[Dataset extract]:
□ □ □ □

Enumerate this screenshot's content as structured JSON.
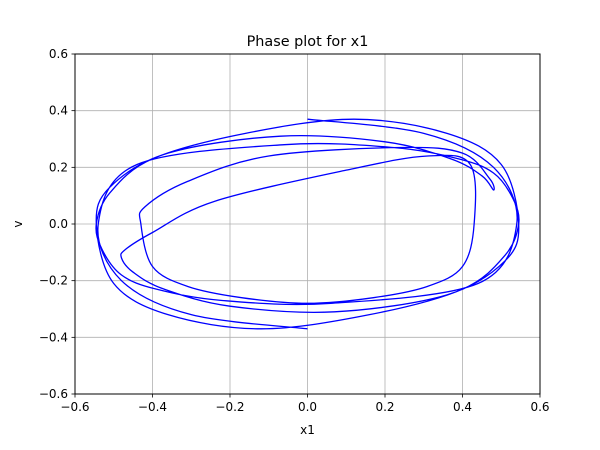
{
  "chart_data": {
    "type": "line",
    "title": "Phase plot for x1",
    "xlabel": "x1",
    "ylabel": "v",
    "xlim": [
      -0.6,
      0.6
    ],
    "ylim": [
      -0.6,
      0.6
    ],
    "xticks": [
      -0.6,
      -0.4,
      -0.2,
      0.0,
      0.2,
      0.4,
      0.6
    ],
    "yticks": [
      -0.6,
      -0.4,
      -0.2,
      0.0,
      0.2,
      0.4,
      0.6
    ],
    "xtick_labels": [
      "−0.6",
      "−0.4",
      "−0.2",
      "0.0",
      "0.2",
      "0.4",
      "0.6"
    ],
    "ytick_labels": [
      "−0.6",
      "−0.4",
      "−0.2",
      "0.0",
      "0.2",
      "0.4",
      "0.6"
    ],
    "grid": true,
    "line_color": "#0000ff",
    "series": [
      {
        "x": [
          0.0,
          0.3,
          0.48,
          0.54,
          0.44,
          0.06,
          -0.22,
          -0.39,
          -0.48,
          -0.53,
          -0.545,
          -0.51,
          -0.4,
          -0.16,
          0.12,
          0.36,
          0.5,
          0.545,
          0.51,
          0.36,
          0.07,
          -0.2,
          -0.37,
          -0.45,
          -0.48,
          -0.47,
          -0.4,
          -0.24,
          0.1,
          0.31,
          0.42,
          0.43,
          0.4,
          0.31,
          0.17,
          0.0,
          -0.17,
          -0.31,
          -0.4,
          -0.43,
          -0.42,
          -0.31,
          -0.1,
          0.24,
          0.4,
          0.47,
          0.48,
          0.45,
          0.37,
          0.2,
          -0.07,
          -0.36,
          -0.51,
          -0.545,
          -0.5,
          -0.36,
          -0.12,
          0.16,
          0.4,
          0.51,
          0.545,
          0.53,
          0.48,
          0.39,
          0.22,
          -0.06,
          -0.44,
          -0.54,
          -0.48,
          -0.3,
          0.0
        ],
        "y": [
          0.37,
          0.32,
          0.2,
          0.0,
          -0.21,
          -0.28,
          -0.27,
          -0.23,
          -0.18,
          -0.09,
          0.0,
          0.11,
          0.23,
          0.32,
          0.37,
          0.32,
          0.21,
          0.0,
          -0.13,
          -0.25,
          -0.31,
          -0.29,
          -0.23,
          -0.17,
          -0.12,
          -0.09,
          -0.03,
          0.08,
          0.19,
          0.24,
          0.21,
          0.0,
          -0.15,
          -0.22,
          -0.26,
          -0.28,
          -0.26,
          -0.22,
          -0.15,
          0.0,
          0.06,
          0.15,
          0.24,
          0.27,
          0.25,
          0.16,
          0.12,
          0.17,
          0.23,
          0.29,
          0.31,
          0.25,
          0.13,
          0.0,
          -0.21,
          -0.32,
          -0.37,
          -0.32,
          -0.23,
          -0.11,
          0.0,
          0.09,
          0.18,
          0.23,
          0.27,
          0.28,
          0.21,
          0.0,
          -0.2,
          -0.32,
          -0.37
        ]
      }
    ]
  }
}
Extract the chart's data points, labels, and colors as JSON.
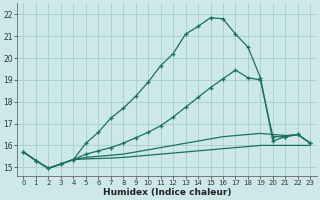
{
  "xlabel": "Humidex (Indice chaleur)",
  "bg_color": "#cce8e8",
  "grid_color": "#aacccc",
  "line_color": "#1a7060",
  "xlim": [
    -0.5,
    23.5
  ],
  "ylim": [
    14.6,
    22.5
  ],
  "xticks": [
    0,
    1,
    2,
    3,
    4,
    5,
    6,
    7,
    8,
    9,
    10,
    11,
    12,
    13,
    14,
    15,
    16,
    17,
    18,
    19,
    20,
    21,
    22,
    23
  ],
  "yticks": [
    15,
    16,
    17,
    18,
    19,
    20,
    21,
    22
  ],
  "line1_x": [
    0,
    1,
    2,
    3,
    4,
    5,
    6,
    7,
    8,
    9,
    10,
    11,
    12,
    13,
    14,
    15,
    16,
    17,
    18,
    19,
    20,
    21,
    22,
    23
  ],
  "line1_y": [
    15.7,
    15.3,
    14.95,
    15.15,
    15.35,
    16.1,
    16.6,
    17.25,
    17.7,
    18.25,
    18.9,
    19.65,
    20.2,
    21.1,
    21.45,
    21.85,
    21.8,
    21.1,
    20.5,
    19.1,
    16.2,
    16.4,
    16.5,
    16.1
  ],
  "line2_x": [
    0,
    1,
    2,
    3,
    4,
    5,
    6,
    7,
    8,
    9,
    10,
    11,
    12,
    13,
    14,
    15,
    16,
    17,
    18,
    19,
    20,
    21,
    22,
    23
  ],
  "line2_y": [
    15.7,
    15.3,
    14.95,
    15.15,
    15.35,
    15.6,
    15.75,
    15.9,
    16.1,
    16.35,
    16.6,
    16.9,
    17.3,
    17.75,
    18.2,
    18.65,
    19.05,
    19.45,
    19.1,
    19.0,
    16.4,
    16.4,
    16.5,
    16.1
  ],
  "line3_x": [
    0,
    1,
    2,
    3,
    4,
    5,
    6,
    7,
    8,
    9,
    10,
    11,
    12,
    13,
    14,
    15,
    16,
    17,
    18,
    19,
    20,
    21,
    22,
    23
  ],
  "line3_y": [
    15.7,
    15.3,
    14.95,
    15.15,
    15.35,
    15.45,
    15.5,
    15.55,
    15.6,
    15.7,
    15.8,
    15.9,
    16.0,
    16.1,
    16.2,
    16.3,
    16.4,
    16.45,
    16.5,
    16.55,
    16.5,
    16.45,
    16.5,
    16.1
  ],
  "line4_x": [
    0,
    1,
    2,
    3,
    4,
    5,
    6,
    7,
    8,
    9,
    10,
    11,
    12,
    13,
    14,
    15,
    16,
    17,
    18,
    19,
    20,
    21,
    22,
    23
  ],
  "line4_y": [
    15.7,
    15.3,
    14.95,
    15.15,
    15.35,
    15.38,
    15.4,
    15.42,
    15.45,
    15.5,
    15.55,
    15.6,
    15.65,
    15.7,
    15.75,
    15.8,
    15.85,
    15.9,
    15.95,
    16.0,
    16.0,
    16.0,
    16.0,
    16.0
  ]
}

□ □ □ □

[The exercise]:
Above are records; say how many of their lines contain the word "JSON", giving only the number.

[Solution]:
2